* **PASSAGE SHOWN**

My kids, at our local comprehensive, go on school trips to Leigh-on-Sea. I went to a much fancier school, so I went on school trips to Leningrad and Moscow. The first time must have been in 1990. We were all going through dramatic changes; and so was Russia – not that as cossetted, self-absorbed 16-year-olds we were able to take much serious notice.
We joked, nervously, gauchely, ahead of our departure about the likelihood that an Aeroflot flight could be relied upon to get us there in one piece. We practised our rudimentary GCSE Russian: ‘Chto eto? Eto GUM!’ (What’s that? That’s [the department store] – GUM.’) ‘Gdye Dom Knigi?’ (Where’s the bookshop?) ‘Chepukha! Vzdor!’ (Rubbish! Nonsense!) And a favourite as we studied Russian’s eccentric tense system and verbs of motion in interminable double-lessons, ‘Ochen’ skuchno’ (Very boring).
I recall the scale, and the shabbiness, and the grandeur. How nothing worked
We had no idea what an alien world we were entering. I wish I had understood it better, noticed more, taken more in. We treated the trip, I think, not so much as an opportunity for cultural enlargement or a glimpse of the last days of a momentous era in 20th-century history, but as a trolley-dash for Soviet kitsch. We were all determined to come back with pocketfuls of znachki (enamel lapel badges with hammers and sickles), propaganda posters, busts of Lenin, Red Army greatcoats and military shapki (hats). And we did: that was what the Russians sold to tourists in 1990, and the supply was abundant. The faces of mass-murderers, the relics of a busted ideology, were now sold to teenagers as souvenirs.
We were billeted in a vast, sepulchral, tatty Soviet hotel. The only other time I’ve seen its like was in Havana. We were baffled and horrified by the food. Breakfast was kasha (buckwheat porridge), followed by yeitso (eggs) – the latter a wobbling cube of jelly made from powdered egg, alone on a plate, which remains to this day the most disgusting thing I have ever put in my mouth. As we made retching noises, our Russian teacher – who had already lost his patience at our jibes at Aeroflot – reminded us sternly that the waiters wouldn’t see even powdered egg from one week to the next, so we should bloody well show some respect and eat it. Sugared grated carrot. Dill on everything. Borscht: delicious.

* **SUPPLIED DATA**
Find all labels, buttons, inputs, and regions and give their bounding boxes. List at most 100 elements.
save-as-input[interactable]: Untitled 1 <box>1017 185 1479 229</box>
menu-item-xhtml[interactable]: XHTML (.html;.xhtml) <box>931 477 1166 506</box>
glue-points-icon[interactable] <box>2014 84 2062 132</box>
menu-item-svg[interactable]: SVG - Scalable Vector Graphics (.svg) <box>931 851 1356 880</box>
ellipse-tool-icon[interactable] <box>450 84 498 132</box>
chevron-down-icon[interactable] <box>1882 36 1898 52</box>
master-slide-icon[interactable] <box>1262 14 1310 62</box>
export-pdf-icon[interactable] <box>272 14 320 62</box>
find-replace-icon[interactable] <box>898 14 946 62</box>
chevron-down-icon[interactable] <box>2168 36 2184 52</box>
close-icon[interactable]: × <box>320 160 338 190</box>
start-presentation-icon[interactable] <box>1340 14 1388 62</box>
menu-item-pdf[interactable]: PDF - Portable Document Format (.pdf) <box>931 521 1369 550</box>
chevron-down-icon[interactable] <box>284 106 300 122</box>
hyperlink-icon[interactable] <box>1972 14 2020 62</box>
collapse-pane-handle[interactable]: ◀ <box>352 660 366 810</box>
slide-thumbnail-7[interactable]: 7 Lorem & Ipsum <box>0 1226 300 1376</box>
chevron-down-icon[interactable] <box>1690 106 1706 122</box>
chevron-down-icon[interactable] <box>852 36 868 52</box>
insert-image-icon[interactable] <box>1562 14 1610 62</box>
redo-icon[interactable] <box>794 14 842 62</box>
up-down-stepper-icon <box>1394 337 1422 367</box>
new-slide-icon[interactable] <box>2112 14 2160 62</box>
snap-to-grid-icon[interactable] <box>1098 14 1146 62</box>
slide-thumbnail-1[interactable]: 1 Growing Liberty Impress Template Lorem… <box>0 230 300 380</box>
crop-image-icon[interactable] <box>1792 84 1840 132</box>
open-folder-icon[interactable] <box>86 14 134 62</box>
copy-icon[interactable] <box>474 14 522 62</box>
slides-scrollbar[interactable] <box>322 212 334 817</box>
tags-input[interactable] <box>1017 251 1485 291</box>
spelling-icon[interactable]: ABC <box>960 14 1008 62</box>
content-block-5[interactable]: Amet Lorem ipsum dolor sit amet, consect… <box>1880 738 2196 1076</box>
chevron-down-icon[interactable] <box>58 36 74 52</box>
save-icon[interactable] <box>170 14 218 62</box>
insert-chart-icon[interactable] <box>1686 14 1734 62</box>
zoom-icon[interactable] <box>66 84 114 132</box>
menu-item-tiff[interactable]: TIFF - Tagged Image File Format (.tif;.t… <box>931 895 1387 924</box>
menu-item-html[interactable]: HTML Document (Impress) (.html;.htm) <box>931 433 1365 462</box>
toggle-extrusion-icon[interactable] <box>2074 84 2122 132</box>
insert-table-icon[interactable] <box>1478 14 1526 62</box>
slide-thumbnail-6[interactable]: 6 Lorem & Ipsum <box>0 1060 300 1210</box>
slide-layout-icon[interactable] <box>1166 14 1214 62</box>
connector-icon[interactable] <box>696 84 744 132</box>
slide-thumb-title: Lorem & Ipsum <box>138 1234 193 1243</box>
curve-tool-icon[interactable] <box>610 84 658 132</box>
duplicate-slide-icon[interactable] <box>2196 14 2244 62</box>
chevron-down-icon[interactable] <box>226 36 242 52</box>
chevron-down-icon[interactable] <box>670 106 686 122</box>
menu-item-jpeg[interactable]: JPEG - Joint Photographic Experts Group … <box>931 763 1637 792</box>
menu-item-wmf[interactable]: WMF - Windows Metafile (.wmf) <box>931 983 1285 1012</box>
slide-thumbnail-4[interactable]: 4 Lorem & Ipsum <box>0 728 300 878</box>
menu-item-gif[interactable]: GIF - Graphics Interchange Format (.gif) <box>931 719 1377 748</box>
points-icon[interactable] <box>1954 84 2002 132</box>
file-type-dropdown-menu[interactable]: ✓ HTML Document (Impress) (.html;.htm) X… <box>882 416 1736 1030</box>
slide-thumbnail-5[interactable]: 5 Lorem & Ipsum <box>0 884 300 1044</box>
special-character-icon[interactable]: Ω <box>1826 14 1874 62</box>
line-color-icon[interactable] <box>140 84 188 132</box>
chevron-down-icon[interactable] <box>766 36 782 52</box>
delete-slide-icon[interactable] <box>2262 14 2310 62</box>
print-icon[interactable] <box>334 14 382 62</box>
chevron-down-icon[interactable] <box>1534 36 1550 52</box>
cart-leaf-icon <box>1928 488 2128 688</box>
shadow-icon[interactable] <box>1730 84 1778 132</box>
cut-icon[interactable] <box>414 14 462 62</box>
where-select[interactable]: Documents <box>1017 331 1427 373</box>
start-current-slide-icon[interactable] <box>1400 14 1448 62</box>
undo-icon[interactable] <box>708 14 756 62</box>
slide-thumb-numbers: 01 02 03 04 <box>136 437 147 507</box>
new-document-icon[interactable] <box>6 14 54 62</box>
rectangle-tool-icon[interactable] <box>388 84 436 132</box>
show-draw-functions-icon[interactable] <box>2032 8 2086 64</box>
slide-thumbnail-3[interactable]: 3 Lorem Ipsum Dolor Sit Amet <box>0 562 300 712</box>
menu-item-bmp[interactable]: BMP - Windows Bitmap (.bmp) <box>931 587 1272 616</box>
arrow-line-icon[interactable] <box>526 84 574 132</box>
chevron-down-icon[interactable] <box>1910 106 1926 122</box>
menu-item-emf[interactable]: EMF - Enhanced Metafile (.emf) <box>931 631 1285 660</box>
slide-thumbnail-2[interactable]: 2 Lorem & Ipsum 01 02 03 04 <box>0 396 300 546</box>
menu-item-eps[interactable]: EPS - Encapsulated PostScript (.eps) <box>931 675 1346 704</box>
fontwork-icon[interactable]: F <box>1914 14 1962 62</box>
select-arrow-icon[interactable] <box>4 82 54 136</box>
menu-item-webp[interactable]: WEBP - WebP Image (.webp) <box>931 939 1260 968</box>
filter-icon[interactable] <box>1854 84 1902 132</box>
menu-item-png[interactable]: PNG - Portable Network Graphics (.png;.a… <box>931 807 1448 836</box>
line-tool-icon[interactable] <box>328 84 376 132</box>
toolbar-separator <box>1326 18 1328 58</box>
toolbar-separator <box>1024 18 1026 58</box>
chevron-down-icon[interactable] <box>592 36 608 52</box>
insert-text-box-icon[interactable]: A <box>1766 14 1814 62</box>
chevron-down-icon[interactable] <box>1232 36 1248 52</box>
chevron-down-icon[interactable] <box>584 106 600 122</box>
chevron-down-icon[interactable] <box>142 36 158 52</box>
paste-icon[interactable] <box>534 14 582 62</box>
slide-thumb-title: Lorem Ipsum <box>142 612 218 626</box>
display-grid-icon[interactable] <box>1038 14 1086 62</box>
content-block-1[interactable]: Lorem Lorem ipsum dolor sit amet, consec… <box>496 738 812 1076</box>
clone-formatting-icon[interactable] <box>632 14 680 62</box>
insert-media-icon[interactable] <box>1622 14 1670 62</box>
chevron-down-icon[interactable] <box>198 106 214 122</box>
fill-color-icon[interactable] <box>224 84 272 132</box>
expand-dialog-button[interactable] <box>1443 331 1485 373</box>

* **WORK INSTRUCTIONS**
[a] Reproduce word for word the part of the memoir about school trips to Russia that opens with the words containing "I recall the" and closes with "teenagers as souvenirs.".
[b] Carry on the memoir about school trips to Russia, starting after its last sentence.

* **SOLVED TASKS**
[a]
I recall the scale, and the shabbiness, and the grandeur. How nothing worked
We had no idea what an alien world we were entering. I wish I had understood it better, noticed more, taken more in. We treated the trip, I think, not so much as an opportunity for cultural enlargement or a glimpse of the last days of a momentous era in 20th-century history, but as a trolley-dash for Soviet kitsch. We were all determined to come back with pocketfuls of znachki (enamel lapel badges with hammers and sickles), propaganda posters, busts of Lenin, Red Army greatcoats and military shapki (hats). And we did: that was what the Russians sold to tourists in 1990, and the supply was abundant. The faces of mass-murderers, the relics of a busted ideology, were now sold to teenagers as souvenirs.

[b]
I recall the scale, and the shabbiness, and the grandeur. How nothing worked: you had to queue three times to buy your copy of The Bronze Horseman in Dom Knigi, an experience then only replicated in the West by Foyles on the Charing Cross Road. How half the places you turned up to had declared a sanitarnei den (cleaning day) and were randomly shut. Outside every Metro station, there were old women in threadbare greatcoats begging for kopeks. Commuters bought great bottles of strong beer from kiosks and swigged from them as they walked to the bus stop. We took advantage, as 16-year-old boys will, of the alcoholic ambience. We got drunk on bottles of mead – who knew that still existed? – in a hotel bathroom. It was sweet, potent and, again, disgusting.
Dark green marble, and the smell of dust, in the Hermitage; the astounding concentration of Impressionist masterpieces in a handful of rooms in the Pushkin Gallery; St Basil’s illuminated above a Red Square muffled to soundlessness under a soft fall of snow; Leningrad’s canals and its broad European boulevards; Moscow’s great grey brutality (a friend who knows the country well, years later, told me he prefers Moscow: ‘More Russian’). The joke, there, was to point to the Lubyanka and ask the Intourist guide: ‘Chto eto?’ He would unfailingly reply, as if innocently imagining you were pointing to the building next door: ‘Eto GUM.’
The Metro was a miracle. Stations like Orthodox cathedrals: cavernous darkness illuminated not by candles, but by lamps on the escalators that went down further than you could see ahead of you (the Moscow Metro is deep), and vaulting, stucco, mosaics and murals on the platforms. The departure of every train was announced by a recorded voice: ‘Ostorozhno! Dvyeri zakreivaiutso! Slyeduya stantsia: Chekhovskaya…’ (Watch out! Doors closing! Next station: Chekhovskaya…)
There was something soothing, something hypnotic, about being down there late at night in the yellow light, the windows flicker-lit. One evening after a social event with our hosts, our Russian teacher – melancholy, bear-like, alcoholic – sat slumped in the carriage with poached-egg eyes, and we knew we would have to find a way of rousing him, when we got there, so he didn’t miss his stop. He’s gone. It’s all gone.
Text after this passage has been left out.